### Work to be completed
Read through the data and report every line in which the word "value" occurs.

Figure contents as structured data:
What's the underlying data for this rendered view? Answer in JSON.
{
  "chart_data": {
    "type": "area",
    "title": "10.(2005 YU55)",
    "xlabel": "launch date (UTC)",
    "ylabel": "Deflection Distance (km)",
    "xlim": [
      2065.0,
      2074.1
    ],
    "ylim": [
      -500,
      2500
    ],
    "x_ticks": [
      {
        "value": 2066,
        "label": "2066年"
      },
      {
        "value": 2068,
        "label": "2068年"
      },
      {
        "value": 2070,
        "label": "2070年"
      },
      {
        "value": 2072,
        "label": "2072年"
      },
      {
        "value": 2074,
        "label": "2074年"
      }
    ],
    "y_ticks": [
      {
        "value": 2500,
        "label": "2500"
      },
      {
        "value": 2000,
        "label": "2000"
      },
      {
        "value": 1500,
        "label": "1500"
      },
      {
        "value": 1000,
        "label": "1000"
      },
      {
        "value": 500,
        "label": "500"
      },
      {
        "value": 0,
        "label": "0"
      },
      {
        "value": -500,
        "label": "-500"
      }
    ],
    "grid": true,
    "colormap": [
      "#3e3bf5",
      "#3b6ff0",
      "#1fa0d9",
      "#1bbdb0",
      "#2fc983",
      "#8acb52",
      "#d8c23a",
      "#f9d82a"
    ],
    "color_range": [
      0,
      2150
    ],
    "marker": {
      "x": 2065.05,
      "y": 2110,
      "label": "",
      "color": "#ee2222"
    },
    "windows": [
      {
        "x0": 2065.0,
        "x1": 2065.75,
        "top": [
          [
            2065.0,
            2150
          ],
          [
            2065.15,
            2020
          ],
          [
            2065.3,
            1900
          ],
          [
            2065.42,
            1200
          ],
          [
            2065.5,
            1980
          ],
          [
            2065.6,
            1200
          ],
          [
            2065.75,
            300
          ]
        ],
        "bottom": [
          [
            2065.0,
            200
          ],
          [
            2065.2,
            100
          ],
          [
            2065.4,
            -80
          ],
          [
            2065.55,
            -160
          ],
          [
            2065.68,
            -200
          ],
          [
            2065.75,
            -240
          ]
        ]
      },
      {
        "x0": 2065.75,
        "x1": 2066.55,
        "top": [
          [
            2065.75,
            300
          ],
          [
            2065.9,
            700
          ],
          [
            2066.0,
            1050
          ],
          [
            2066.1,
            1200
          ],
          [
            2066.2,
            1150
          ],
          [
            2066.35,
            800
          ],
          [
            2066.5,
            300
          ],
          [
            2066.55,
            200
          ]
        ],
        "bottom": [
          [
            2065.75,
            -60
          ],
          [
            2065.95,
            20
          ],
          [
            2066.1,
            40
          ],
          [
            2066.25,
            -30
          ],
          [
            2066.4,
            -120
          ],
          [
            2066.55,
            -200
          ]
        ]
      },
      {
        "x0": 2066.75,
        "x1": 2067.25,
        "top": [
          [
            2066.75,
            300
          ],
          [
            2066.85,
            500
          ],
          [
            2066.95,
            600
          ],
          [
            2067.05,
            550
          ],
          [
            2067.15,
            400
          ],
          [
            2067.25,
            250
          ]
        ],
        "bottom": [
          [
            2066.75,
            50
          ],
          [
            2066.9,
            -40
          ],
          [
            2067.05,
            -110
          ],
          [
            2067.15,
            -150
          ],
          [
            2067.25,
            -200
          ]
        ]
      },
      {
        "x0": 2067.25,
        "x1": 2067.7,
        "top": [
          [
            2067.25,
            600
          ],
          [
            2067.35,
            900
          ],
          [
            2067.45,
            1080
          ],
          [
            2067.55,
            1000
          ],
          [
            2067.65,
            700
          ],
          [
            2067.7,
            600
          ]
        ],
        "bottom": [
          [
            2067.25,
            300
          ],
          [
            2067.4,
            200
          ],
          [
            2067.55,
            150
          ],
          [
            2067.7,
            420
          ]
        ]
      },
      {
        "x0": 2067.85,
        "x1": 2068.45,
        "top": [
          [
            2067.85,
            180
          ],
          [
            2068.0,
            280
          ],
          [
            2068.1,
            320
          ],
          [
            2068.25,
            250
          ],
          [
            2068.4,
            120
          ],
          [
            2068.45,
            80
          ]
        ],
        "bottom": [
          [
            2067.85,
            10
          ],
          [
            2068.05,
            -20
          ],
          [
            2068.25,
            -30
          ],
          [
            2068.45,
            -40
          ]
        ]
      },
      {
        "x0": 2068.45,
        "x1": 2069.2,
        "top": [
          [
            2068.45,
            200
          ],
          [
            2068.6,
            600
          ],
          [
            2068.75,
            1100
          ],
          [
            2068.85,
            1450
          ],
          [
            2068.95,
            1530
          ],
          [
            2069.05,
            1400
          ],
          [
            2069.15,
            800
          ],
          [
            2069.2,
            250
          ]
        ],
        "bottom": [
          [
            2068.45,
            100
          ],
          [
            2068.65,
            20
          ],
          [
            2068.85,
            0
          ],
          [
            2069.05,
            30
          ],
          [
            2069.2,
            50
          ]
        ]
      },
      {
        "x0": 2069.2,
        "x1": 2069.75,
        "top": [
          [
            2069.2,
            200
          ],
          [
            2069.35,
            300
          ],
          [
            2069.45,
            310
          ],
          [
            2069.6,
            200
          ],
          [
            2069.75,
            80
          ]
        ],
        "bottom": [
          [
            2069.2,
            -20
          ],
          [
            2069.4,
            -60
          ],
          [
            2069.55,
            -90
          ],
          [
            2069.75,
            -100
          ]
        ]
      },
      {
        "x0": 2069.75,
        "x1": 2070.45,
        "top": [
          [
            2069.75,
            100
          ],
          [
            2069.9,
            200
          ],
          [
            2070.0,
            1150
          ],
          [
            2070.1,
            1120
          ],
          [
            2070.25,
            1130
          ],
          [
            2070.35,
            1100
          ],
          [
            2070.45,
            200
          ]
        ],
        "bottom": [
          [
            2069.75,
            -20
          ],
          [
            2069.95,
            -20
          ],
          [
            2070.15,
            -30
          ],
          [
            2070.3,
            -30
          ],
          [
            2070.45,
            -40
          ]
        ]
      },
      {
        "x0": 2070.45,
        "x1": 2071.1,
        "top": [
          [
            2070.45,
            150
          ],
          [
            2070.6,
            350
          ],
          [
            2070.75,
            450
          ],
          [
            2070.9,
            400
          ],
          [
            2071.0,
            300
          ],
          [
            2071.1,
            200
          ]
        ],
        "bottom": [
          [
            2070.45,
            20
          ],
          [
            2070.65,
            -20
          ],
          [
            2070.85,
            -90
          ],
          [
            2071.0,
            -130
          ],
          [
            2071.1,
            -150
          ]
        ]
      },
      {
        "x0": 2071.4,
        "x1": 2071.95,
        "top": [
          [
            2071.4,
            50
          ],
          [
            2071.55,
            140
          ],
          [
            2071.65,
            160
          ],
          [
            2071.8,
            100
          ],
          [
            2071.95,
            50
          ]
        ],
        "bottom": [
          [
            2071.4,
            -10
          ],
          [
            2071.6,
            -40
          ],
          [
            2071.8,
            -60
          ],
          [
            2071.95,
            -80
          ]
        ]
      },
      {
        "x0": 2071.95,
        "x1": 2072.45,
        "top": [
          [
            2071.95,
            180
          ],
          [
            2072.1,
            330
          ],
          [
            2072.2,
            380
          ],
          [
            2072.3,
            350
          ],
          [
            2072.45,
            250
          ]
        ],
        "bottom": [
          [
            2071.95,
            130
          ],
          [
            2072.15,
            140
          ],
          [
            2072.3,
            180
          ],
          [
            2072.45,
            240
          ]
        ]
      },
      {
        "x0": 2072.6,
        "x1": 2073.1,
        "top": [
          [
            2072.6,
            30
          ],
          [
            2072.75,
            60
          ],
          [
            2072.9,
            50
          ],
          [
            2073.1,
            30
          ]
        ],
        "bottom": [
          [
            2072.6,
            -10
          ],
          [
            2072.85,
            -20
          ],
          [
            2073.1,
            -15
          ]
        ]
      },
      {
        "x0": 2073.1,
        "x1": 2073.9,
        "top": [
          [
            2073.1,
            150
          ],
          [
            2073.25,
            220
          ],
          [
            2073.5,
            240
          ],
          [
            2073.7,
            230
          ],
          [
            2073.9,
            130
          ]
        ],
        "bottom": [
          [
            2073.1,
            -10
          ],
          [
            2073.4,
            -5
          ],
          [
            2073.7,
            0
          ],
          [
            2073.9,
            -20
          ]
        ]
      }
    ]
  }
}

### Written answer
        "value": 2066,
        "value": 2068,
        "value": 2070,
        "value": 2072,
        "value": 2074,
        "value": 2500,
        "value": 2000,
        "value": 1500,
        "value": 1000,
        "value": 500,
        "value": 0,
        "value": -500,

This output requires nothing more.